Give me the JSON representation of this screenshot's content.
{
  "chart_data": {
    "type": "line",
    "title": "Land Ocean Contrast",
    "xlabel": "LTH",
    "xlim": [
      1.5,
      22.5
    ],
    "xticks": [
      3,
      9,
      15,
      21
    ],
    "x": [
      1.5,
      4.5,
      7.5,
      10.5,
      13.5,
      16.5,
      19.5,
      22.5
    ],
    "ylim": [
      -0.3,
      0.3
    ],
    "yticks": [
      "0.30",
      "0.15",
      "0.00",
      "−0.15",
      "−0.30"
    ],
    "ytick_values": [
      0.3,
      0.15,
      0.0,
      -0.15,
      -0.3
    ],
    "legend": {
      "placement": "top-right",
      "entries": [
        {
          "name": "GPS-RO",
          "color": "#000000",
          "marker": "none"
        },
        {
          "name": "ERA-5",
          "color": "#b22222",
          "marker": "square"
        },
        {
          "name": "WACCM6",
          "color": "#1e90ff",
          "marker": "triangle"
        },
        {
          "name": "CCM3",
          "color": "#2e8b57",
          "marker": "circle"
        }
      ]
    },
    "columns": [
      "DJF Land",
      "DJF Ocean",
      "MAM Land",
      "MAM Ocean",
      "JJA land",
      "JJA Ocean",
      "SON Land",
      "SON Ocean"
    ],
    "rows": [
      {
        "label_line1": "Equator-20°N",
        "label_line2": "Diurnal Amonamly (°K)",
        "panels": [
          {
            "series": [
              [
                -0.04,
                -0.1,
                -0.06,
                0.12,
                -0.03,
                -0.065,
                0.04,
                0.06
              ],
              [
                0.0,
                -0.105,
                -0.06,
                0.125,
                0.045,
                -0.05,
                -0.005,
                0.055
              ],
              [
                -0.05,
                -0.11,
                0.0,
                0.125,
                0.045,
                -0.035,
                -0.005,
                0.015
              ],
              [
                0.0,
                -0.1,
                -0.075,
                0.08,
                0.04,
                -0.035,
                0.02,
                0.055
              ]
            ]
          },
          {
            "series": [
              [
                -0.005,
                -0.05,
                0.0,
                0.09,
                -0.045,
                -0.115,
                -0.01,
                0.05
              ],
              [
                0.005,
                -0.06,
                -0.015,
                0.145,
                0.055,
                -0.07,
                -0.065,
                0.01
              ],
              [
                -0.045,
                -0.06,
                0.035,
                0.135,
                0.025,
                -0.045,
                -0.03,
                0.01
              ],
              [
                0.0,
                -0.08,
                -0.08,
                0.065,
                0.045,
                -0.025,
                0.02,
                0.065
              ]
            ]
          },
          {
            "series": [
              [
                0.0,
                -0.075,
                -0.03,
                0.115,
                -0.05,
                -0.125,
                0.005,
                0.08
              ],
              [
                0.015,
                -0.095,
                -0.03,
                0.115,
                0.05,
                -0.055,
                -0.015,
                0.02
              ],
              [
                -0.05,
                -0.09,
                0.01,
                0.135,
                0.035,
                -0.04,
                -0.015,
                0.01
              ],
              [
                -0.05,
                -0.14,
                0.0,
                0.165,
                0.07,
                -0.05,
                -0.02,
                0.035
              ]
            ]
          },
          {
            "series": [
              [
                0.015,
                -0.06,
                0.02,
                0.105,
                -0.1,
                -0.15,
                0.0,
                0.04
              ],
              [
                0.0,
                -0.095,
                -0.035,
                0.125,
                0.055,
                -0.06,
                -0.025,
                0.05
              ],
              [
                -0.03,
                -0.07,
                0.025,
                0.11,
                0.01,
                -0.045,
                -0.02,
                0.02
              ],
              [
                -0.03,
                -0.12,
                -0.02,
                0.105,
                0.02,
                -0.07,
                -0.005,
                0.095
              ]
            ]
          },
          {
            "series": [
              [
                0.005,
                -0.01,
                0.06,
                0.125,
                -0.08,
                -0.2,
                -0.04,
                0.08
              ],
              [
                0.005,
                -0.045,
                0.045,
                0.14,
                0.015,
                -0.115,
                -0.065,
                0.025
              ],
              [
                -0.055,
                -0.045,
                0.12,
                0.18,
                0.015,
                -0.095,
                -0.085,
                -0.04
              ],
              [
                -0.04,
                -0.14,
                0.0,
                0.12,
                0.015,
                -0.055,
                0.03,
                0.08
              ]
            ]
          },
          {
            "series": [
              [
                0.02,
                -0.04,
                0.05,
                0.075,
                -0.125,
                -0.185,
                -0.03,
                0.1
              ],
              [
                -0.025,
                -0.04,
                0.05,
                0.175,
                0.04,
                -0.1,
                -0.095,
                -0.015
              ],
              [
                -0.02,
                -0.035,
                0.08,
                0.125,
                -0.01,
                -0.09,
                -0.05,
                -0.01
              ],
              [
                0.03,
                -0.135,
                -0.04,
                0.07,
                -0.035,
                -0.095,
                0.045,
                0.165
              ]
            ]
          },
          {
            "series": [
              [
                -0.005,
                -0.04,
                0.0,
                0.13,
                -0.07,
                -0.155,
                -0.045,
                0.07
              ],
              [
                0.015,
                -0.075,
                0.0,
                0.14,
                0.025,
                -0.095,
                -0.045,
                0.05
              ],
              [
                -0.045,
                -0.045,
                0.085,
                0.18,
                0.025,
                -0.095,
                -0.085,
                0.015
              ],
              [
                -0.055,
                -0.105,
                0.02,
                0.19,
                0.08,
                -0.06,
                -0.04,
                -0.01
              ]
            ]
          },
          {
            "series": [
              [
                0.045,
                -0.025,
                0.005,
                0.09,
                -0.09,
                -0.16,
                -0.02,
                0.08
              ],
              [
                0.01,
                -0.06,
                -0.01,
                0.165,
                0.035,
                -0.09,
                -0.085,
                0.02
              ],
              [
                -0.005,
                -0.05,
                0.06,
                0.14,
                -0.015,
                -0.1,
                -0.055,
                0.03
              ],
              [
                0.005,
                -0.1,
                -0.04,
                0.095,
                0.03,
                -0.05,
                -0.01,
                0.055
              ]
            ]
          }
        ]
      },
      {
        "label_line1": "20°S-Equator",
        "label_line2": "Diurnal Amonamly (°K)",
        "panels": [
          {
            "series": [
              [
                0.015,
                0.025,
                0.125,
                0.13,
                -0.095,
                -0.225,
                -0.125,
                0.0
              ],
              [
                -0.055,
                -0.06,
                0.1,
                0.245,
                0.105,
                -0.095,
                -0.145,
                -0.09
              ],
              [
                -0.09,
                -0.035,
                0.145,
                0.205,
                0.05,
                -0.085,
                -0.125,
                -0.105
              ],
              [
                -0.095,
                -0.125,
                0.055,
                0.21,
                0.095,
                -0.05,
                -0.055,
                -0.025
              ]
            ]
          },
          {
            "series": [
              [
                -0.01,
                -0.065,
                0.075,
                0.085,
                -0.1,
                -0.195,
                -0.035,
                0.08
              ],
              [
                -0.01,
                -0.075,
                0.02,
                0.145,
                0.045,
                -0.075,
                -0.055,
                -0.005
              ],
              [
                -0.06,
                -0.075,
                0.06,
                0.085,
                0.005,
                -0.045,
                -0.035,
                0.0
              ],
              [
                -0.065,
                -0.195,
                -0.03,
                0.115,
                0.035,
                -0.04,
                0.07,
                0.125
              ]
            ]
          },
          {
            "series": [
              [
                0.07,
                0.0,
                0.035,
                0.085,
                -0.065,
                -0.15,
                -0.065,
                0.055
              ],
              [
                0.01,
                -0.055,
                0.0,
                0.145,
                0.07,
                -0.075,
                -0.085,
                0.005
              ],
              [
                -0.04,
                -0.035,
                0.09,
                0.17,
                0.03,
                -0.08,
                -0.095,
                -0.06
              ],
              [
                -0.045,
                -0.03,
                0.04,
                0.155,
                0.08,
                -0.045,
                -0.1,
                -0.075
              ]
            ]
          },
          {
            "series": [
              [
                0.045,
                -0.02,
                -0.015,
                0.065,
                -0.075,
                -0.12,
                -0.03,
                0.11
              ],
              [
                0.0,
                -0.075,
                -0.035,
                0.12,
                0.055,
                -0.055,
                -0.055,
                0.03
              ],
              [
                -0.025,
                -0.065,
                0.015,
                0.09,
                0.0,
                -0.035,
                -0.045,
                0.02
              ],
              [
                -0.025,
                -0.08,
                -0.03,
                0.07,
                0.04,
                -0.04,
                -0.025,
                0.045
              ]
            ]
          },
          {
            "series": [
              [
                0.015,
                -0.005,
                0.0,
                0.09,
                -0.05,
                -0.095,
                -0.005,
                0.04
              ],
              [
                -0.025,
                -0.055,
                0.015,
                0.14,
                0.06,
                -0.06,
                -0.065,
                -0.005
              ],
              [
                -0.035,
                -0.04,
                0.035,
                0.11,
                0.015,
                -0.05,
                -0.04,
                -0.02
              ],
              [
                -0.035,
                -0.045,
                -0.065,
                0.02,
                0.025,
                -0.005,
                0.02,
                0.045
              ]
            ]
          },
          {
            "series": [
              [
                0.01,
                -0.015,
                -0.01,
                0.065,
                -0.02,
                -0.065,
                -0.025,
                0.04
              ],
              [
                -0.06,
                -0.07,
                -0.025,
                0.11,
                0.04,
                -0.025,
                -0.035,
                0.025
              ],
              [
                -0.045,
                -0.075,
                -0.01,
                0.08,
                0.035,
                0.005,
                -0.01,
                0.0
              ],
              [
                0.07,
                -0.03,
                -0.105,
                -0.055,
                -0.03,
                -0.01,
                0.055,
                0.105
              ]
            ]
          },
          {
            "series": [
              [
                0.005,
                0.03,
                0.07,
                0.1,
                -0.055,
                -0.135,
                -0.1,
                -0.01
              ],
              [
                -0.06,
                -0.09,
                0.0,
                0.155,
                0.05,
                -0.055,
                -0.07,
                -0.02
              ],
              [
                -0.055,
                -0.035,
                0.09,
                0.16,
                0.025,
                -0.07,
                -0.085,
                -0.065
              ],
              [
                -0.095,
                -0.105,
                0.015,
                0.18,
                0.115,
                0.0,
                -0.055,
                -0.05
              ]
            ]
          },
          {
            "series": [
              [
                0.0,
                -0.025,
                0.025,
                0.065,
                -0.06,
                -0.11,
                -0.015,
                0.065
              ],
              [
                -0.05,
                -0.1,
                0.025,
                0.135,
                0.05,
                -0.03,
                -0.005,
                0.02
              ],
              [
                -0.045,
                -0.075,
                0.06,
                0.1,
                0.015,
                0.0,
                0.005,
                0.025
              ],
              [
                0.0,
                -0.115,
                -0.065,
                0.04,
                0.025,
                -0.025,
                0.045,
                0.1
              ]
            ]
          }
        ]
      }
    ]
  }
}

•••••

Only the number is wanted: how many lines in the preceding entries hold the string "Ocean"?

→ Answer to this task:
5